[start]

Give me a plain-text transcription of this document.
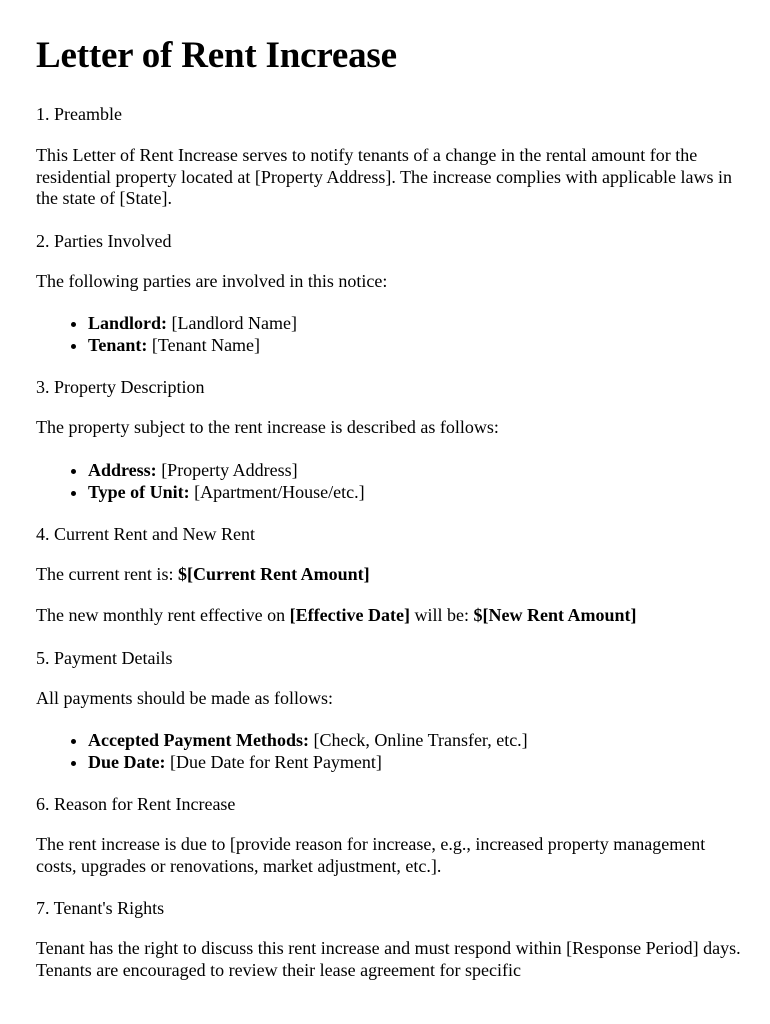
Letter of Rent Increase
1. Preamble

This Letter of Rent Increase serves to notify tenants of a change in the rental amount for the residential property located at [Property Address]. The increase complies with applicable laws in the state of [State].

2. Parties Involved

The following parties are involved in this notice:

• Landlord: [Landlord Name]
• Tenant: [Tenant Name]
3. Property Description

The property subject to the rent increase is described as follows:

• Address: [Property Address]
• Type of Unit: [Apartment/House/etc.]
4. Current Rent and New Rent

The current rent is: $[Current Rent Amount]

The new monthly rent effective on [Effective Date] will be: $[New Rent Amount]

5. Payment Details

All payments should be made as follows:

• Accepted Payment Methods: [Check, Online Transfer, etc.]
• Due Date: [Due Date for Rent Payment]
6. Reason for Rent Increase

The rent increase is due to [provide reason for increase, e.g., increased property management costs, upgrades or renovations, market adjustment, etc.].

7. Tenant's Rights

Tenant has the right to discuss this rent increase and must respond within [Response Period] days. Tenants are encouraged to review their lease agreement for specific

[end]

**Your objective:**
Each entry gets copied exactly; the pictures stay out.

**Exercise output:**
Give me a plain-text transcription of this document.
Letter of Rent Increase
1. Preamble

This Letter of Rent Increase serves to notify tenants of a change in the rental amount for the residential property located at [Property Address]. The increase complies with applicable laws in the state of [State].

2. Parties Involved

The following parties are involved in this notice:

• Landlord: [Landlord Name]
• Tenant: [Tenant Name]
3. Property Description

The property subject to the rent increase is described as follows:

• Address: [Property Address]
• Type of Unit: [Apartment/House/etc.]
4. Current Rent and New Rent

The current rent is: $[Current Rent Amount]

The new monthly rent effective on [Effective Date] will be: $[New Rent Amount]

5. Payment Details

All payments should be made as follows:

• Accepted Payment Methods: [Check, Online Transfer, etc.]
• Due Date: [Due Date for Rent Payment]
6. Reason for Rent Increase

The rent increase is due to [provide reason for increase, e.g., increased property management costs, upgrades or renovations, market adjustment, etc.].

7. Tenant's Rights

Tenant has the right to discuss this rent increase and must respond within [Response Period] days. Tenants are encouraged to review their lease agreement for specific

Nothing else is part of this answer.